## WHAT TO DO
Each line of the material below should be reproduced exactly.

─── INFORMATION GIVEN ───

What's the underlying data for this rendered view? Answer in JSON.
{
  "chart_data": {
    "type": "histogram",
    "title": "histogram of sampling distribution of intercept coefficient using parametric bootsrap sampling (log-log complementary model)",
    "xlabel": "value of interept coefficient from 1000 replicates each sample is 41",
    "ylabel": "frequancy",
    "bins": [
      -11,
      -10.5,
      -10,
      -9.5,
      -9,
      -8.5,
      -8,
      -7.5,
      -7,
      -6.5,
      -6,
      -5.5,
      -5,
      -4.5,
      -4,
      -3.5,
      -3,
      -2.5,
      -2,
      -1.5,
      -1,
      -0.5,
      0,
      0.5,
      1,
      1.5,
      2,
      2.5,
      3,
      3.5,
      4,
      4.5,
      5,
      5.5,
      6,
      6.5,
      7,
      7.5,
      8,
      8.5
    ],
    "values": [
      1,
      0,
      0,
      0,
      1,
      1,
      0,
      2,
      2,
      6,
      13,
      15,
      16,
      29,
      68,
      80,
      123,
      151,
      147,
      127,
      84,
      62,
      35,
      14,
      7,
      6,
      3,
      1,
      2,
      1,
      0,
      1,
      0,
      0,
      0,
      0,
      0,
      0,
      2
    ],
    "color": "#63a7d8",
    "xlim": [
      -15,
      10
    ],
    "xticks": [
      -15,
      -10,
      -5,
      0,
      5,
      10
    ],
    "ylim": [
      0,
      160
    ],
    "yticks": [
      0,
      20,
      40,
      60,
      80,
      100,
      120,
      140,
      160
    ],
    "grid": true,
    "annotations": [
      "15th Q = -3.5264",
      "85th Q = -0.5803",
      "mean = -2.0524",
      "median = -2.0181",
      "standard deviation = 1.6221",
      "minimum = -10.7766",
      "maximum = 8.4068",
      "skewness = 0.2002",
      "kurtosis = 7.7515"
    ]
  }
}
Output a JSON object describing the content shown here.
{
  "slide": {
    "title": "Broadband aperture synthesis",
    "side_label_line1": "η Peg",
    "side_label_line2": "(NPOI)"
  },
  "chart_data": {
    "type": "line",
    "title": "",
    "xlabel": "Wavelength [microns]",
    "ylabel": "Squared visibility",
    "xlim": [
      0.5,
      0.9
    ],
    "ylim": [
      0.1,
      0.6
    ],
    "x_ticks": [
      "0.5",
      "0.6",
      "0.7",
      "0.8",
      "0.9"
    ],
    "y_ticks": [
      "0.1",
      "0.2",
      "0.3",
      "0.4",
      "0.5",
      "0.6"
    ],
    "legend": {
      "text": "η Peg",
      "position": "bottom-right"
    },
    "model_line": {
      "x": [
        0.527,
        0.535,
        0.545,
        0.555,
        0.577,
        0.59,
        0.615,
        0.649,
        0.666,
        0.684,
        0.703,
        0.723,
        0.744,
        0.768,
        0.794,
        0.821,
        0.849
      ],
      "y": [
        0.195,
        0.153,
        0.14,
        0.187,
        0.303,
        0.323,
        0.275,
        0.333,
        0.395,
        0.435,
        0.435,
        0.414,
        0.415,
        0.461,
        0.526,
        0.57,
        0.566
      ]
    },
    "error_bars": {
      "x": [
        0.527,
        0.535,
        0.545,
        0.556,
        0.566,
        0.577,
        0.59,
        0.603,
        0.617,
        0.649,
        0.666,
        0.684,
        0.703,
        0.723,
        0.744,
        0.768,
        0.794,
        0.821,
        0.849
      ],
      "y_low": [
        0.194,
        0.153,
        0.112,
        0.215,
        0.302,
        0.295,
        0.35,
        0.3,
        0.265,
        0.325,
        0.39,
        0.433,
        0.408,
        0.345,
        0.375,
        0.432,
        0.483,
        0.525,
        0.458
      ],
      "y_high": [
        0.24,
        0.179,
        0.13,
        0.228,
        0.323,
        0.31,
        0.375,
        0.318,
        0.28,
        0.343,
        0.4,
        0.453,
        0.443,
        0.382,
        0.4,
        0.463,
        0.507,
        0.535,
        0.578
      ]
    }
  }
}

───

## SOLUTION FOR THIS TASK
What's the underlying data for this rendered view? Answer in JSON.
{
  "chart_data": {
    "type": "histogram",
    "title": "histogram of sampling distribution of intercept coefficient using parametric bootsrap sampling (log-log complementary model)",
    "xlabel": "value of interept coefficient from 1000 replicates each sample is 41",
    "ylabel": "frequancy",
    "bins": [
      -11,
      -10.5,
      -10,
      -9.5,
      -9,
      -8.5,
      -8,
      -7.5,
      -7,
      -6.5,
      -6,
      -5.5,
      -5,
      -4.5,
      -4,
      -3.5,
      -3,
      -2.5,
      -2,
      -1.5,
      -1,
      -0.5,
      0,
      0.5,
      1,
      1.5,
      2,
      2.5,
      3,
      3.5,
      4,
      4.5,
      5,
      5.5,
      6,
      6.5,
      7,
      7.5,
      8,
      8.5
    ],
    "values": [
      1,
      0,
      0,
      0,
      1,
      1,
      0,
      2,
      2,
      6,
      13,
      15,
      16,
      29,
      68,
      80,
      123,
      151,
      147,
      127,
      84,
      62,
      35,
      14,
      7,
      6,
      3,
      1,
      2,
      1,
      0,
      1,
      0,
      0,
      0,
      0,
      0,
      0,
      2
    ],
    "color": "#63a7d8",
    "xlim": [
      -15,
      10
    ],
    "xticks": [
      -15,
      -10,
      -5,
      0,
      5,
      10
    ],
    "ylim": [
      0,
      160
    ],
    "yticks": [
      0,
      20,
      40,
      60,
      80,
      100,
      120,
      140,
      160
    ],
    "grid": true,
    "annotations": [
      "15th Q = -3.5264",
      "85th Q = -0.5803",
      "mean = -2.0524",
      "median = -2.0181",
      "standard deviation = 1.6221",
      "minimum = -10.7766",
      "maximum = 8.4068",
      "skewness = 0.2002",
      "kurtosis = 7.7515"
    ]
  }
}
Output a JSON object describing the content shown here.
{
  "slide": {
    "title": "Broadband aperture synthesis",
    "side_label_line1": "η Peg",
    "side_label_line2": "(NPOI)"
  },
  "chart_data": {
    "type": "line",
    "title": "",
    "xlabel": "Wavelength [microns]",
    "ylabel": "Squared visibility",
    "xlim": [
      0.5,
      0.9
    ],
    "ylim": [
      0.1,
      0.6
    ],
    "x_ticks": [
      "0.5",
      "0.6",
      "0.7",
      "0.8",
      "0.9"
    ],
    "y_ticks": [
      "0.1",
      "0.2",
      "0.3",
      "0.4",
      "0.5",
      "0.6"
    ],
    "legend": {
      "text": "η Peg",
      "position": "bottom-right"
    },
    "model_line": {
      "x": [
        0.527,
        0.535,
        0.545,
        0.555,
        0.577,
        0.59,
        0.615,
        0.649,
        0.666,
        0.684,
        0.703,
        0.723,
        0.744,
        0.768,
        0.794,
        0.821,
        0.849
      ],
      "y": [
        0.195,
        0.153,
        0.14,
        0.187,
        0.303,
        0.323,
        0.275,
        0.333,
        0.395,
        0.435,
        0.435,
        0.414,
        0.415,
        0.461,
        0.526,
        0.57,
        0.566
      ]
    },
    "error_bars": {
      "x": [
        0.527,
        0.535,
        0.545,
        0.556,
        0.566,
        0.577,
        0.59,
        0.603,
        0.617,
        0.649,
        0.666,
        0.684,
        0.703,
        0.723,
        0.744,
        0.768,
        0.794,
        0.821,
        0.849
      ],
      "y_low": [
        0.194,
        0.153,
        0.112,
        0.215,
        0.302,
        0.295,
        0.35,
        0.3,
        0.265,
        0.325,
        0.39,
        0.433,
        0.408,
        0.345,
        0.375,
        0.432,
        0.483,
        0.525,
        0.458
      ],
      "y_high": [
        0.24,
        0.179,
        0.13,
        0.228,
        0.323,
        0.31,
        0.375,
        0.318,
        0.28,
        0.343,
        0.4,
        0.453,
        0.443,
        0.382,
        0.4,
        0.463,
        0.507,
        0.535,
        0.578
      ]
    }
  }
}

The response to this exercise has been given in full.